# [Exercise aim]
Copy every line from the material below that holds "content".

# [Given data]

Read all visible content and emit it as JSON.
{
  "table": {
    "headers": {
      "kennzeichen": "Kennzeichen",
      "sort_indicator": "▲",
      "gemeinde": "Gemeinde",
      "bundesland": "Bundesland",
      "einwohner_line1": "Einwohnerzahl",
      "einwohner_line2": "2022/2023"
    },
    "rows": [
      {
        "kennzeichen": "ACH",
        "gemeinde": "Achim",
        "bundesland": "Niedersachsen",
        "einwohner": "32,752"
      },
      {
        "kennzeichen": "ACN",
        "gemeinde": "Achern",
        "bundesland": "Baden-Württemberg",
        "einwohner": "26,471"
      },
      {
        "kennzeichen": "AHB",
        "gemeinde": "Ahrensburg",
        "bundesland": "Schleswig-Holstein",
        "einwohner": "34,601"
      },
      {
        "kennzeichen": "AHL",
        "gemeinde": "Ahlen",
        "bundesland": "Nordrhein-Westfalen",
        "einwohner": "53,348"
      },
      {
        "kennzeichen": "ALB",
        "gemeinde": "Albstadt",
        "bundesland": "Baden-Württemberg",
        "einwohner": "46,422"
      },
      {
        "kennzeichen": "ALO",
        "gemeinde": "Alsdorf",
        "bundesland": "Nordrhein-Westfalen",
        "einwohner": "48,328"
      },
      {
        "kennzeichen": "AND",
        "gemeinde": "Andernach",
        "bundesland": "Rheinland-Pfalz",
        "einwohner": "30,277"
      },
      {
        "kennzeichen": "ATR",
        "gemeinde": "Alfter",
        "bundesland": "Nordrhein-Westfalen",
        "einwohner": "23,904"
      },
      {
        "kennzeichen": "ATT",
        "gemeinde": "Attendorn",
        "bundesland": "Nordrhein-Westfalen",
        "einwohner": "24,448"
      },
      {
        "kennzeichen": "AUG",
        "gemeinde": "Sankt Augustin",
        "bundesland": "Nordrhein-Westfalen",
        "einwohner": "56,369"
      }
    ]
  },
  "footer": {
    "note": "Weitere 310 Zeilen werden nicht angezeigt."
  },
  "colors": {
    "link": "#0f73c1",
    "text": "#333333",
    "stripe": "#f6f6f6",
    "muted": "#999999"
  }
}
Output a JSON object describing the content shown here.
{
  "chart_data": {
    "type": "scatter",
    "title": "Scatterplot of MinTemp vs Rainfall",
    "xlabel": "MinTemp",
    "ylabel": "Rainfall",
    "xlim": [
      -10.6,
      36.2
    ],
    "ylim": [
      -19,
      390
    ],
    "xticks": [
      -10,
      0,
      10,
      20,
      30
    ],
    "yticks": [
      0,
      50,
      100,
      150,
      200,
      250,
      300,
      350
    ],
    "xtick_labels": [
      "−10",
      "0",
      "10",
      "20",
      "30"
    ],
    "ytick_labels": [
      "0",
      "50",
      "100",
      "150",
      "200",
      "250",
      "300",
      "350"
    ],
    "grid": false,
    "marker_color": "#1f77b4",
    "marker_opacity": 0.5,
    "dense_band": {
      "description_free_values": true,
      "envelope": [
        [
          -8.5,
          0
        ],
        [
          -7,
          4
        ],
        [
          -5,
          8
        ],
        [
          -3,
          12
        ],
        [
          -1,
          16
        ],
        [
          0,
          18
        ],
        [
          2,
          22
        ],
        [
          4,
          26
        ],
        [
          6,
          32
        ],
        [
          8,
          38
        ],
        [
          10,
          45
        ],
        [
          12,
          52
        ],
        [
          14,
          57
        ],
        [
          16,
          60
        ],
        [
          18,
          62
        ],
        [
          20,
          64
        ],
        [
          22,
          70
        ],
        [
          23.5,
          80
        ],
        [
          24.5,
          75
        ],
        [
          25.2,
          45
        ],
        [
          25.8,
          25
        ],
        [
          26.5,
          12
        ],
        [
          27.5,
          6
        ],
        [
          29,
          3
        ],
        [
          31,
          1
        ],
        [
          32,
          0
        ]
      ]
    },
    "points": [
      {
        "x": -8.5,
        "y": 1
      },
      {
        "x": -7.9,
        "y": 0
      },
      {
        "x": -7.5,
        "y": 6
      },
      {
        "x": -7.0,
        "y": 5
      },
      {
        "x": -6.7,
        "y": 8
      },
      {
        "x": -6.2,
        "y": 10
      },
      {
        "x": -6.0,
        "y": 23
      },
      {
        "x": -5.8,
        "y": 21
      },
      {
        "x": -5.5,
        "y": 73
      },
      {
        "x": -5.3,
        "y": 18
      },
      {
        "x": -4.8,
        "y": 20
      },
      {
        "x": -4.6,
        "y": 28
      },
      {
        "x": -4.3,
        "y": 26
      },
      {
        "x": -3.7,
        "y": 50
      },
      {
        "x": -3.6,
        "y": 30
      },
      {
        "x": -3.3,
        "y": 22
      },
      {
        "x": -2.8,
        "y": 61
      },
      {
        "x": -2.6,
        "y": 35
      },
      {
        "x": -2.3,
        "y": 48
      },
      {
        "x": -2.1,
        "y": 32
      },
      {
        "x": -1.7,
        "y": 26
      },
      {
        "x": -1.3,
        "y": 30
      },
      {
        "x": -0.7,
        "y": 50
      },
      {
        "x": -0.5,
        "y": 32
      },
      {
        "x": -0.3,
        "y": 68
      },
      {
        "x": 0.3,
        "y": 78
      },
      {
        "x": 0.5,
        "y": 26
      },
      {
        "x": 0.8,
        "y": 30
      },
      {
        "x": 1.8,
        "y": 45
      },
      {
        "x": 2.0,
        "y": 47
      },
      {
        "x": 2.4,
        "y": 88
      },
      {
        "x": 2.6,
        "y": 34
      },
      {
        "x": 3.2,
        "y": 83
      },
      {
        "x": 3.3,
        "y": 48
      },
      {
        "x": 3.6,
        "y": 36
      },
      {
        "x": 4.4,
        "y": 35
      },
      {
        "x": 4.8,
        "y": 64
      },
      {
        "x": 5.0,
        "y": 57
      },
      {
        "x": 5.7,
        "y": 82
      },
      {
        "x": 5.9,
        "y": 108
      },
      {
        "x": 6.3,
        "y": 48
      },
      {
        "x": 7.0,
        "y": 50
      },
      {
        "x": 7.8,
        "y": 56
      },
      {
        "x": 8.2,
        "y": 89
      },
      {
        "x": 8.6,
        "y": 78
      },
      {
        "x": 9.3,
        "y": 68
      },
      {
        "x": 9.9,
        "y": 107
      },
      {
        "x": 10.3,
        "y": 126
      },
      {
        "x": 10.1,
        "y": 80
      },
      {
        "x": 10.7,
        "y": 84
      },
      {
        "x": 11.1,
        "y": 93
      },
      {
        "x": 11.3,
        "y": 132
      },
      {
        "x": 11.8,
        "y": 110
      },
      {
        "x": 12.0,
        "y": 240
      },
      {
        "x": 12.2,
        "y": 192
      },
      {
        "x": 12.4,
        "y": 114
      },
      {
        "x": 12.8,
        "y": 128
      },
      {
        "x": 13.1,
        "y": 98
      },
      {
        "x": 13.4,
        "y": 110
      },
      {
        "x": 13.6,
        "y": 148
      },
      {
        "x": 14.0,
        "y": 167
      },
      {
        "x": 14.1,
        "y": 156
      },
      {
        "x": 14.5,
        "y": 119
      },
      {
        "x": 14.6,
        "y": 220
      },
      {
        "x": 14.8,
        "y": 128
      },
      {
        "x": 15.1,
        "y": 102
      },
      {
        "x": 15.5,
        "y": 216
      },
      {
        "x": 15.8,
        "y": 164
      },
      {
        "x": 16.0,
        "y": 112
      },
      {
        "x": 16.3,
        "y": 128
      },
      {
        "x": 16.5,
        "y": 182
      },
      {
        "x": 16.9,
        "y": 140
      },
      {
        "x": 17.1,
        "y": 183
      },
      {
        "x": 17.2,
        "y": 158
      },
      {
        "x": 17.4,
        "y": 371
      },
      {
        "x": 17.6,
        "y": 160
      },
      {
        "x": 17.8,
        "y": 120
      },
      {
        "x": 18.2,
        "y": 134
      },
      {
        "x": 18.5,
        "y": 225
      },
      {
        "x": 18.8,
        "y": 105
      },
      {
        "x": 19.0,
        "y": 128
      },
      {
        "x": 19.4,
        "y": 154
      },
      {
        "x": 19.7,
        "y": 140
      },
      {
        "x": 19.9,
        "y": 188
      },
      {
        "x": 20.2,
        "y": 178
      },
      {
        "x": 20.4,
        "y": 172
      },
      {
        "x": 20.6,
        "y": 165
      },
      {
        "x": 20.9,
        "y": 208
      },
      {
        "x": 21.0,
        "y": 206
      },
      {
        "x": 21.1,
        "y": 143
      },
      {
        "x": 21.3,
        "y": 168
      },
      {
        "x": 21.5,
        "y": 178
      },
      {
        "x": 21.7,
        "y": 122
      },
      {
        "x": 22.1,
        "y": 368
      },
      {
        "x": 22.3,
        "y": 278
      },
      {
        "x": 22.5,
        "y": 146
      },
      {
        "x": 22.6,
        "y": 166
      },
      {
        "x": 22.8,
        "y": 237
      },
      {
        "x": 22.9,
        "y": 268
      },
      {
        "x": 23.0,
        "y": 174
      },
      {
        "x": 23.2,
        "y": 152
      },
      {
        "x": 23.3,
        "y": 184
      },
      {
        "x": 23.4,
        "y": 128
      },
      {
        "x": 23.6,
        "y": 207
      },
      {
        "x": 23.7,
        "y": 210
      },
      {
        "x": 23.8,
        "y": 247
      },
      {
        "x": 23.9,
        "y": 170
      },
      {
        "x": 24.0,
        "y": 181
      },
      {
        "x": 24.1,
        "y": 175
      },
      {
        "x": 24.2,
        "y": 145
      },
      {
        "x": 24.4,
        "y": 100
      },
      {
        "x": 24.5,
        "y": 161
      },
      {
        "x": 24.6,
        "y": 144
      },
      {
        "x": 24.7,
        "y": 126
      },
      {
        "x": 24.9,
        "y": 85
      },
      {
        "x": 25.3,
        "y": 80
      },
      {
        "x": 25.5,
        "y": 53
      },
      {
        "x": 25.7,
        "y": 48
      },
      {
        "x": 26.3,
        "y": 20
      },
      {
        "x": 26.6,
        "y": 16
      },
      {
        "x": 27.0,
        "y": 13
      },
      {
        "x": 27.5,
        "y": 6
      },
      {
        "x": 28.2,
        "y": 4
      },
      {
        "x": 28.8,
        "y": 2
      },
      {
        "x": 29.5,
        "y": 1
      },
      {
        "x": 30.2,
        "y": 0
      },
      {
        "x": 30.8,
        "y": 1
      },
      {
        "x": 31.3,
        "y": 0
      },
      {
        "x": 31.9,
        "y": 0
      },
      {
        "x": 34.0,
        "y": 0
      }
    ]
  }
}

# [Finished task]
Read all visible content and emit it as JSON.
Output a JSON object describing the content shown here.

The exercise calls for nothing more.